[Start of Material for this exercise]

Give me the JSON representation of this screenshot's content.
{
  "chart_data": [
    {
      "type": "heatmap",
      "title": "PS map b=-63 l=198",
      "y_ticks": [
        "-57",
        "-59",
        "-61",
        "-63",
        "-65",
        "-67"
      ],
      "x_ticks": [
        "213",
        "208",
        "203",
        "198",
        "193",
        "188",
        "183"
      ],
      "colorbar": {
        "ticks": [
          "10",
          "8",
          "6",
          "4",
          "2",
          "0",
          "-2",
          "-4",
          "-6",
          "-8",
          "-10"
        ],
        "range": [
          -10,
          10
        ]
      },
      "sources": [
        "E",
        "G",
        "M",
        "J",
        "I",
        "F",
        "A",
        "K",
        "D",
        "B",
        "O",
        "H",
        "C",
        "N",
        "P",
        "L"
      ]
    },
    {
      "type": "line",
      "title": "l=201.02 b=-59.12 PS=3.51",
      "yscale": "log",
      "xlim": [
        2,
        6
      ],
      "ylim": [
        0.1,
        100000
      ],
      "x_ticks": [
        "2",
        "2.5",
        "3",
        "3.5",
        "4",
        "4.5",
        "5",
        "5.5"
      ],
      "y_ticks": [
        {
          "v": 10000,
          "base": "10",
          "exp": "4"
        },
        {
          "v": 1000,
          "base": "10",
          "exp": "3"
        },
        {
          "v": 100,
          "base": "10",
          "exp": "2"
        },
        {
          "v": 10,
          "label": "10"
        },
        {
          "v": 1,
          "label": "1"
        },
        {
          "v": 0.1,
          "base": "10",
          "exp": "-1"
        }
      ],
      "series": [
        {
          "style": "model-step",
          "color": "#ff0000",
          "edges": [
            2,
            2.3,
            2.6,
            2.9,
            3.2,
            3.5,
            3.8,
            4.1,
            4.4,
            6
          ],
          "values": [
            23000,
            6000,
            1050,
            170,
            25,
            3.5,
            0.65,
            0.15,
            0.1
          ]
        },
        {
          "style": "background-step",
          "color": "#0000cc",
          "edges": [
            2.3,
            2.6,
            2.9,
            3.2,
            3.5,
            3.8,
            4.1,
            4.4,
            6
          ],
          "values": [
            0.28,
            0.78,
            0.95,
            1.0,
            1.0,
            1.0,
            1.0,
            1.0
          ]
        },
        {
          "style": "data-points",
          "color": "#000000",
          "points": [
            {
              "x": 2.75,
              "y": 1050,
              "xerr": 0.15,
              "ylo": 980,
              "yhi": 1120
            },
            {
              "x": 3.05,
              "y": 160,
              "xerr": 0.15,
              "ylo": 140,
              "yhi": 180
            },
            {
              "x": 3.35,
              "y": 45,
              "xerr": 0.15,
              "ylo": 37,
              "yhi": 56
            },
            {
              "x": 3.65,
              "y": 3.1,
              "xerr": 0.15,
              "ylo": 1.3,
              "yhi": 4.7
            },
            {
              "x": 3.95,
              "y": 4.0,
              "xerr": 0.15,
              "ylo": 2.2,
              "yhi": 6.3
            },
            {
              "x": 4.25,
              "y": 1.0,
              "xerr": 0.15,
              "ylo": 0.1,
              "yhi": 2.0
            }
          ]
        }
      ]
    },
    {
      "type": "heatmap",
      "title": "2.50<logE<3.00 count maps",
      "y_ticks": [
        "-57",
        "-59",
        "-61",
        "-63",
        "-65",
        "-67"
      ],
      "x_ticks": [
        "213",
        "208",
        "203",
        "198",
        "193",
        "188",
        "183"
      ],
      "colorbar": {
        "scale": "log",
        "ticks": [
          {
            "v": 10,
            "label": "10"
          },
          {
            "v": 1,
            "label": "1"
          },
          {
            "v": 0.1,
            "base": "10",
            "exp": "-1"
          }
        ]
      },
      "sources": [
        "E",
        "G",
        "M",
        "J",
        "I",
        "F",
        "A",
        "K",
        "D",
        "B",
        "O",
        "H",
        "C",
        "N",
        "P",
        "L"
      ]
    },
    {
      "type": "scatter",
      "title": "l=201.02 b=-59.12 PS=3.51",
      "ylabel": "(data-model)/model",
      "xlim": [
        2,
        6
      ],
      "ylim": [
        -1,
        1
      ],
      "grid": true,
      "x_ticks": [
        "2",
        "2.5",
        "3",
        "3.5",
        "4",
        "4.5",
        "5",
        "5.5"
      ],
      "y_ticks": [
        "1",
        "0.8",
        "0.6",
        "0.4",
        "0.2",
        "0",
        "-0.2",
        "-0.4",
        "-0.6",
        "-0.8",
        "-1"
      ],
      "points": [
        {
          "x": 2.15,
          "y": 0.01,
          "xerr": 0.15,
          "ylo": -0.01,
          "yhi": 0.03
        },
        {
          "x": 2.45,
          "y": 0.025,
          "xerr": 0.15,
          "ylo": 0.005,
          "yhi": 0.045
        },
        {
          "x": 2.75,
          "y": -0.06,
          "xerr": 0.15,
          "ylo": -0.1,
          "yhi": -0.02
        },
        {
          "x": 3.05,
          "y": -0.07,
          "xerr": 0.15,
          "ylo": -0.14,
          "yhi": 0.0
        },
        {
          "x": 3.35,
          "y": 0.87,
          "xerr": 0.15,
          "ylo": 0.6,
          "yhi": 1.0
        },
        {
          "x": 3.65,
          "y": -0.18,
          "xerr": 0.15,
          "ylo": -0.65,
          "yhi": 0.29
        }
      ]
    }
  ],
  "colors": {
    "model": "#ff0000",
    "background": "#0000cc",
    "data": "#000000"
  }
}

[End of Material for this exercise]

[Task directions]: Which lines contain "step"? Copy each of them.

[Task response]:
          "style": "model-step",
          "style": "background-step",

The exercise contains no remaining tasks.